Written instruction => Find the word "forests" in the records below. List each line containing it.

[Collected data]
- - -

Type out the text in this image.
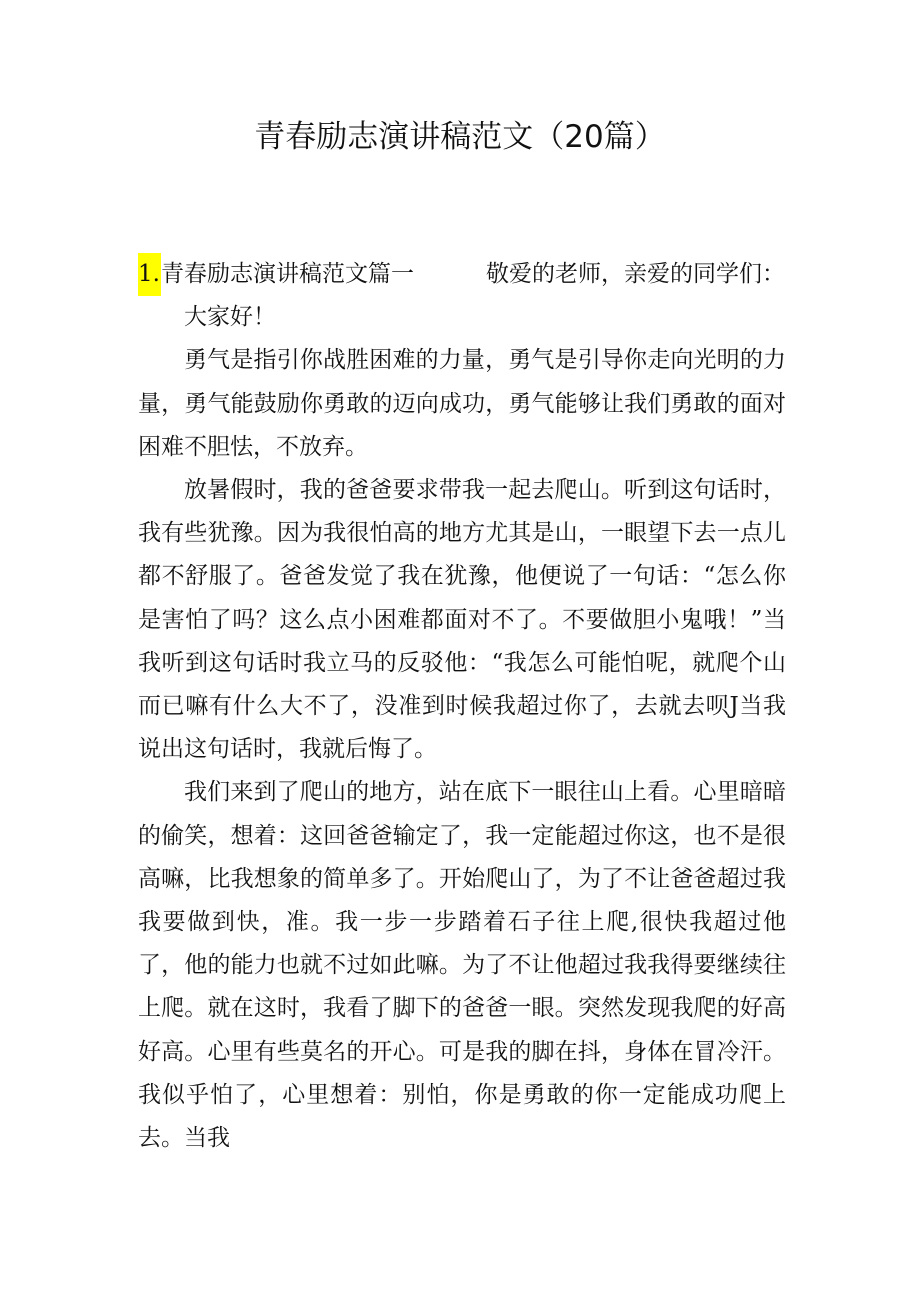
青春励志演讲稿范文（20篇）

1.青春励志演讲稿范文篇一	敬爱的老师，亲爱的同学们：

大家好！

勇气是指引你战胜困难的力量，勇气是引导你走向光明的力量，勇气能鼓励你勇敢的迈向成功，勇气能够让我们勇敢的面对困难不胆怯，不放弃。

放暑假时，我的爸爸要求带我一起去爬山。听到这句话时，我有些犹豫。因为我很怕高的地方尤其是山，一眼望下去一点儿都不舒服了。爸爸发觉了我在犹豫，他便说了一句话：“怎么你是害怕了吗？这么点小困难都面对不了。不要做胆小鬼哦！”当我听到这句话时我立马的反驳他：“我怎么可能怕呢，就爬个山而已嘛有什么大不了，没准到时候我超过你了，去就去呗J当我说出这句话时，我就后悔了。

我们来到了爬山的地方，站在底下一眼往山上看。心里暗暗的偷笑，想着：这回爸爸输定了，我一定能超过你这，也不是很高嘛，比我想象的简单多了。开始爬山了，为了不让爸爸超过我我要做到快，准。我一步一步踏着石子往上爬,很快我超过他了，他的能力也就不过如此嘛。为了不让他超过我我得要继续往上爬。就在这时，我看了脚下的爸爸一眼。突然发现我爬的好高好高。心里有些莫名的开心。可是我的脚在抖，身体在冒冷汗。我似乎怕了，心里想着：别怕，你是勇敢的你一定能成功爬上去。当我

- - -

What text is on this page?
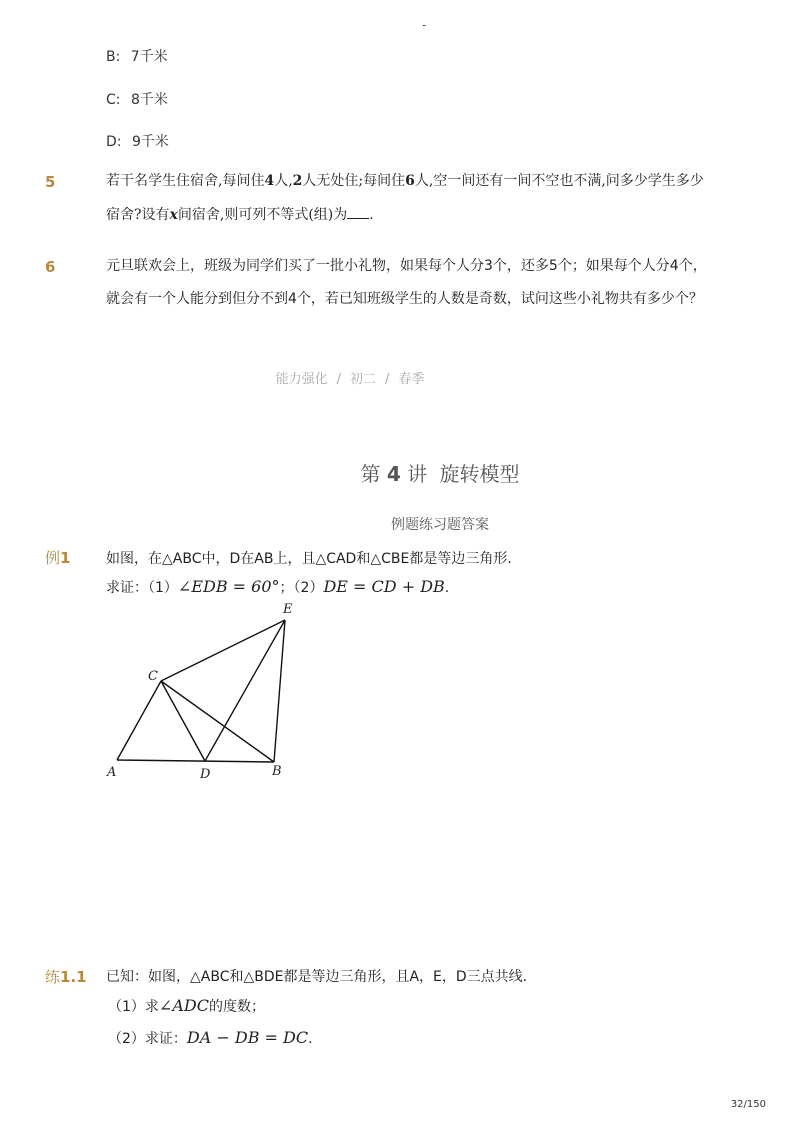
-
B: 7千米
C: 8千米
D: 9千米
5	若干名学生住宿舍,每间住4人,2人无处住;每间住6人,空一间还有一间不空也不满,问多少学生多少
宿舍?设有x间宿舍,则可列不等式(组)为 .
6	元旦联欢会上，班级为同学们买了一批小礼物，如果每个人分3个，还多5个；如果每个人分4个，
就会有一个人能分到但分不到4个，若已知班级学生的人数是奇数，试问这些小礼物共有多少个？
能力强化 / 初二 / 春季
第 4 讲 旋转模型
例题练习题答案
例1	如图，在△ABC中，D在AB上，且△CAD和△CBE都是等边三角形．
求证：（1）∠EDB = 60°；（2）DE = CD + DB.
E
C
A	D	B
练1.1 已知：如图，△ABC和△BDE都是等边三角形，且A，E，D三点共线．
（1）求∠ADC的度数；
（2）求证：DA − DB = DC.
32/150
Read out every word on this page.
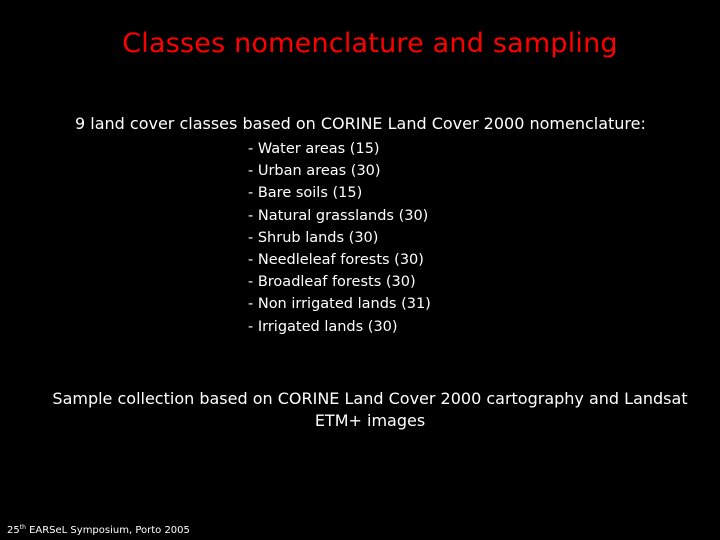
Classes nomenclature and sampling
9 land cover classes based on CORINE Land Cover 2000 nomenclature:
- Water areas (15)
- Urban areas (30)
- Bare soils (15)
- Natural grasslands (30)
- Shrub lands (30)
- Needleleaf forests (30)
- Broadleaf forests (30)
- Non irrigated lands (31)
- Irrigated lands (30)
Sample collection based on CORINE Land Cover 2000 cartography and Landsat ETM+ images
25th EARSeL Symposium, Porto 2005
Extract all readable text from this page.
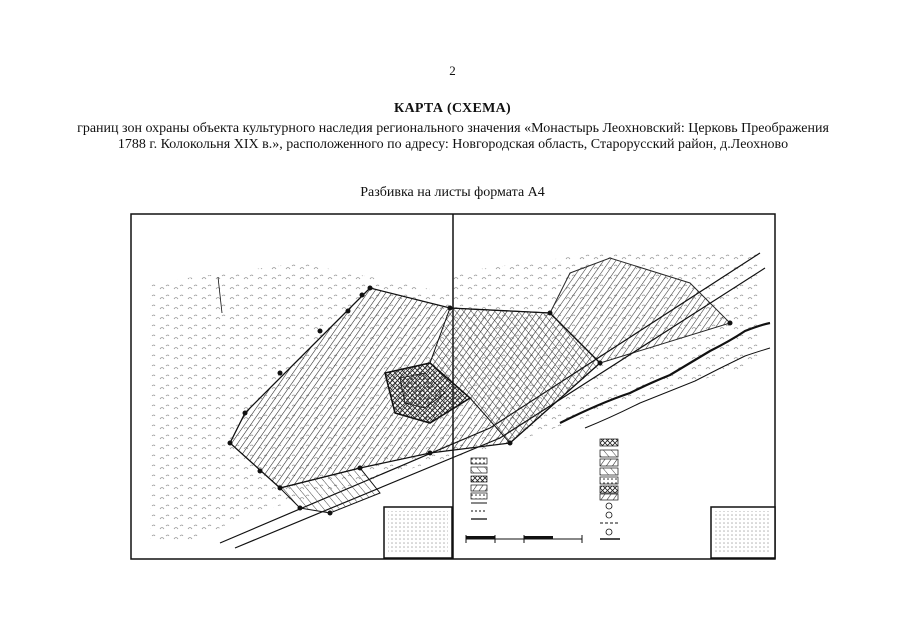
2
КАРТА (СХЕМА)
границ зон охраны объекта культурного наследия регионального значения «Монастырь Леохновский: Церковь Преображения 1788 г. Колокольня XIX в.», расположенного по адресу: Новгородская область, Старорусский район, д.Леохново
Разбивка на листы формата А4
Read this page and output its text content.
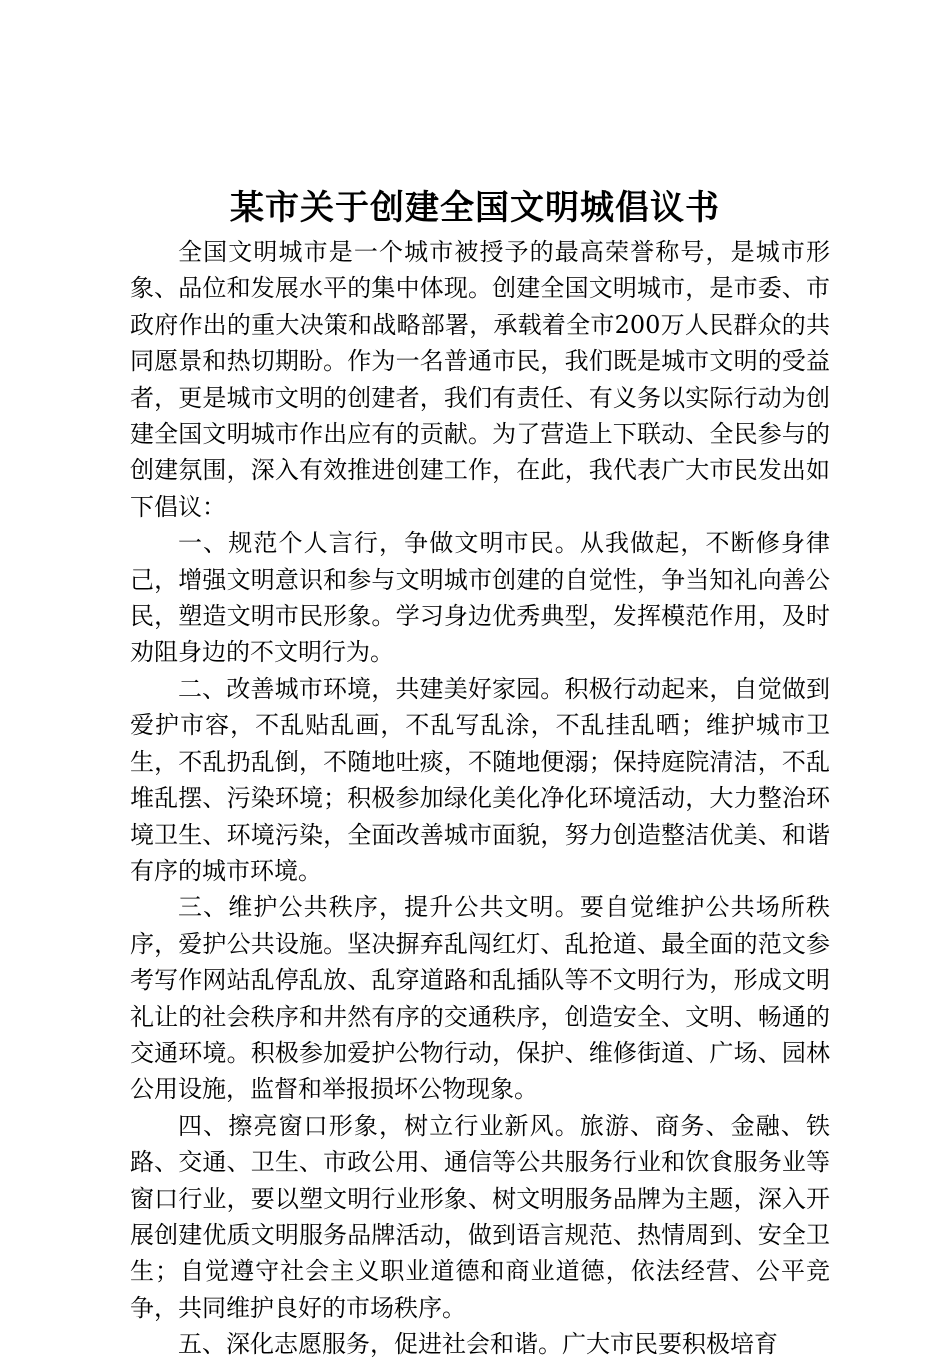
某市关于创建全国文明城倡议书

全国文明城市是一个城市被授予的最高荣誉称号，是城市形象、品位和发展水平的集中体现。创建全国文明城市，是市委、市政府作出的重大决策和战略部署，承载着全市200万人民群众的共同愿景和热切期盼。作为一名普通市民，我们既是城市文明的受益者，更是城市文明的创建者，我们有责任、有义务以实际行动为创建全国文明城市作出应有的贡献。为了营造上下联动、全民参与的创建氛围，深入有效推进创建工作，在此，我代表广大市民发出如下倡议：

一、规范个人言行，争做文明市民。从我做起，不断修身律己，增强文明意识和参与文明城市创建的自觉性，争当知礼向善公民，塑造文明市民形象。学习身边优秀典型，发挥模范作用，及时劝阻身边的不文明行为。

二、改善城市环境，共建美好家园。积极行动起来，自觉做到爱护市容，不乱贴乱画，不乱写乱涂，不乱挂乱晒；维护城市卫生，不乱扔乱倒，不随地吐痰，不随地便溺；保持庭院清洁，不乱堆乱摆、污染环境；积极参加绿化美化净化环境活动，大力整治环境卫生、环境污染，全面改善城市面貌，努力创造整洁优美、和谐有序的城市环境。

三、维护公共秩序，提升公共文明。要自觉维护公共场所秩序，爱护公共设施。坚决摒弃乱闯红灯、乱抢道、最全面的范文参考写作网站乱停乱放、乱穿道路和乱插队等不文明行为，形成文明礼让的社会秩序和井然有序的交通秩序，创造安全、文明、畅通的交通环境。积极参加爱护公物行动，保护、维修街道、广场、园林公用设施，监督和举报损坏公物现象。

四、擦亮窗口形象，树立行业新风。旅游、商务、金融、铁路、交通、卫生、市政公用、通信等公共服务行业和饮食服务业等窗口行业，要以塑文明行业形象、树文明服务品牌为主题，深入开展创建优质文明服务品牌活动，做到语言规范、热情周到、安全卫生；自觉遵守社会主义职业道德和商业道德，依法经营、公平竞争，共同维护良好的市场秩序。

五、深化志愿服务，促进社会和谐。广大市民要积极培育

- - -

Task response =>
- Needleleaf forests (30)
- Broadleaf forests (30)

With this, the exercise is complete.